Extracted material
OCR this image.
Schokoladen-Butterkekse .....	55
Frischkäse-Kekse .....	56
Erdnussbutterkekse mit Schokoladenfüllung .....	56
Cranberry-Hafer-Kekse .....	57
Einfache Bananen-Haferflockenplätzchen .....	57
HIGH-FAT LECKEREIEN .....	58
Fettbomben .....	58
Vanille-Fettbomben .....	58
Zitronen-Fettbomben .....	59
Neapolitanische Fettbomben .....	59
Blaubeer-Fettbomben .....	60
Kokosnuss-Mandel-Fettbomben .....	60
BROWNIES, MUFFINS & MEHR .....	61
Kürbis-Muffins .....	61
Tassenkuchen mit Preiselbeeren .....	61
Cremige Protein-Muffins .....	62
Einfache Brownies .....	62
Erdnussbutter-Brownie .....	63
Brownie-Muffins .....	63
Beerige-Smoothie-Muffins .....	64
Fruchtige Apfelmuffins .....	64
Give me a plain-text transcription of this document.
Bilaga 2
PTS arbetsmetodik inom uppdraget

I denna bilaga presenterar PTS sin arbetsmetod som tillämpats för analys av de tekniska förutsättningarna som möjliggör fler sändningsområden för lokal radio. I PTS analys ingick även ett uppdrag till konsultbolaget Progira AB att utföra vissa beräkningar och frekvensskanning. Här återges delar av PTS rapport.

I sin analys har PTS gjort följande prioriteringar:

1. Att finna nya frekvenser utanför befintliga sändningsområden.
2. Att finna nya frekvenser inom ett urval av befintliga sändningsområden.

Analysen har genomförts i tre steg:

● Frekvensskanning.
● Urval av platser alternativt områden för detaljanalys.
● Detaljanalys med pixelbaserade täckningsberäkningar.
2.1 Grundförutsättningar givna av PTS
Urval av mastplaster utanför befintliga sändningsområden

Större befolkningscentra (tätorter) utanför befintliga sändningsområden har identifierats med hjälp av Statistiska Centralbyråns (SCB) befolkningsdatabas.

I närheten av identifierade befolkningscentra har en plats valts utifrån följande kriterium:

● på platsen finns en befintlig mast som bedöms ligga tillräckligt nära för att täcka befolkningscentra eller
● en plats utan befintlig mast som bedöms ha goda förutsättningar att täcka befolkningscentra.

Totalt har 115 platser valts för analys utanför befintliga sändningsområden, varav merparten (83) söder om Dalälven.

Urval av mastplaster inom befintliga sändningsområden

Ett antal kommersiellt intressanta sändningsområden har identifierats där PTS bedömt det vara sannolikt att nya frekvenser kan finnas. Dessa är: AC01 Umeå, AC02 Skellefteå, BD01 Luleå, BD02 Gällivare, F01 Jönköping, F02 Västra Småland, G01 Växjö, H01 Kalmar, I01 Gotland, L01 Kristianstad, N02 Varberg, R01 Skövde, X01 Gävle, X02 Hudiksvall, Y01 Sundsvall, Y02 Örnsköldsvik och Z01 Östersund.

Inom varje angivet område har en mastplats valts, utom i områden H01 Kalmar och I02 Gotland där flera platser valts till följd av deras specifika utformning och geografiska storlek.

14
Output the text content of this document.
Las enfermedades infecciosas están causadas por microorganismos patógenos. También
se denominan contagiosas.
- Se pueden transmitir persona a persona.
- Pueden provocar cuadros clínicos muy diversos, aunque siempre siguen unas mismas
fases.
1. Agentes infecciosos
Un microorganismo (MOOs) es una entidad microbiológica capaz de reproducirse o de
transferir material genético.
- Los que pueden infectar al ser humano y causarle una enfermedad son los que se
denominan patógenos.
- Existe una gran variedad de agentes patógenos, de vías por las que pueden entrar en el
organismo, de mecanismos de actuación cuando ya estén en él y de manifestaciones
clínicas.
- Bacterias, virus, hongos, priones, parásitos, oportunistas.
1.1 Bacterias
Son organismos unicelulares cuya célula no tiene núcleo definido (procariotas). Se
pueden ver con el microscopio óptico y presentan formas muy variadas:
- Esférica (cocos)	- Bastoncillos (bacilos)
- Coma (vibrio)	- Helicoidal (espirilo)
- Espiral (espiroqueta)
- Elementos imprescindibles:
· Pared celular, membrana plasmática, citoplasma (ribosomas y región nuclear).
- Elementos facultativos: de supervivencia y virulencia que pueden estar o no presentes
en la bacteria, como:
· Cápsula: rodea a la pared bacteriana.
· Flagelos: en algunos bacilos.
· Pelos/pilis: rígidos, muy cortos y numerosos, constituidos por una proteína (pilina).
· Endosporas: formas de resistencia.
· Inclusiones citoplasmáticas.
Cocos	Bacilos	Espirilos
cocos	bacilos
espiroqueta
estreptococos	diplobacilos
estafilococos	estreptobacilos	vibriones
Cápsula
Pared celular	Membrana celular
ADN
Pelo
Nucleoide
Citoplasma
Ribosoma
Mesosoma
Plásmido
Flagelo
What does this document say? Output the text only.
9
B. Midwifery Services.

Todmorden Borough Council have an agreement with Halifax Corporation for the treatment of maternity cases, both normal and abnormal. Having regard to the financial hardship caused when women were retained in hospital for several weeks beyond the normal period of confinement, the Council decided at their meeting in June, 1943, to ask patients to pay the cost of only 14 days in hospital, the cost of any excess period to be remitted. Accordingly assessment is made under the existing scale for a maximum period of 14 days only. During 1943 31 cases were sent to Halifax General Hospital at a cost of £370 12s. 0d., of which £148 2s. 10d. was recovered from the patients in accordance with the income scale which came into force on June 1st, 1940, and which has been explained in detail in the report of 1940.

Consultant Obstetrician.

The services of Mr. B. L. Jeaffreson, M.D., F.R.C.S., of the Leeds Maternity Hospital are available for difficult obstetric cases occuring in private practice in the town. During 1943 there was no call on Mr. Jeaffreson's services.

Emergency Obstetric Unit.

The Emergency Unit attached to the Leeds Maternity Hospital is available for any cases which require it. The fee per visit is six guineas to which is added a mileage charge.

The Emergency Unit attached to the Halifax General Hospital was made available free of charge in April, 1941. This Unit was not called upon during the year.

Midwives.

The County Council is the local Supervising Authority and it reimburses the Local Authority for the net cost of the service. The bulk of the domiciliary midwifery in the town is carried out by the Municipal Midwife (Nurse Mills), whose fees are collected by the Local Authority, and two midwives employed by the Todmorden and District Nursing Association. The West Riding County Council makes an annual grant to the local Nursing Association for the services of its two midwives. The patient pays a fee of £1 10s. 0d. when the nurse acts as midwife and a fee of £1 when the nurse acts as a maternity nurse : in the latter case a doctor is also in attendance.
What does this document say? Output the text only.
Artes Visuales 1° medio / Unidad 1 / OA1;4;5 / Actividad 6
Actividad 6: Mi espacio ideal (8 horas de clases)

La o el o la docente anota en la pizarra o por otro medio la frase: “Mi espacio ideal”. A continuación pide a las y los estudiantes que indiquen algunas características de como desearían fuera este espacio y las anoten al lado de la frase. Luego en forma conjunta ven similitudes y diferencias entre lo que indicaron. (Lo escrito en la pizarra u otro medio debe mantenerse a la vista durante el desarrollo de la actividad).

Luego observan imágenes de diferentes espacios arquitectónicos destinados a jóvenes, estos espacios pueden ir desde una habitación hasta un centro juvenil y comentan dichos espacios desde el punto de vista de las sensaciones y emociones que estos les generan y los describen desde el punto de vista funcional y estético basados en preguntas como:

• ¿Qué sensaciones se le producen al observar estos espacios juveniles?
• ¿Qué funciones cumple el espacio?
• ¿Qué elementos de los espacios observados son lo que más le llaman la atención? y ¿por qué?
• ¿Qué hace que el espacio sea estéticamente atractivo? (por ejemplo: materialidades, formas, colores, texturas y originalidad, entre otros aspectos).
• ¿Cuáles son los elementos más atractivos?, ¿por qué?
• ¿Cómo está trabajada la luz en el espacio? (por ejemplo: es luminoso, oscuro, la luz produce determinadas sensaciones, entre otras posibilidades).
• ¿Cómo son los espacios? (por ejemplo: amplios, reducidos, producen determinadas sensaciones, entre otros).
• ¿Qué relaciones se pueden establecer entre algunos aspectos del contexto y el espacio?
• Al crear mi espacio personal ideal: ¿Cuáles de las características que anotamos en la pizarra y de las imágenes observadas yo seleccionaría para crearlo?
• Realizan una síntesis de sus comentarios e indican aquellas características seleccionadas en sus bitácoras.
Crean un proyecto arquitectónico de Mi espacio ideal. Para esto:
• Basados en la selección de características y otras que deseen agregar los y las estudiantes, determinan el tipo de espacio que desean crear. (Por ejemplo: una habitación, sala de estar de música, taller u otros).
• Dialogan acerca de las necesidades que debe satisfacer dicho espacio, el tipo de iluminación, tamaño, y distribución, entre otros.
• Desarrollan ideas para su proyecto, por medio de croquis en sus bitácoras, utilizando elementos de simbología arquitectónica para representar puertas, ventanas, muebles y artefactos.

Exercise goal
Across the preceding records, count the lines with the word "producen" in them and give that figure alone.

Written reply
2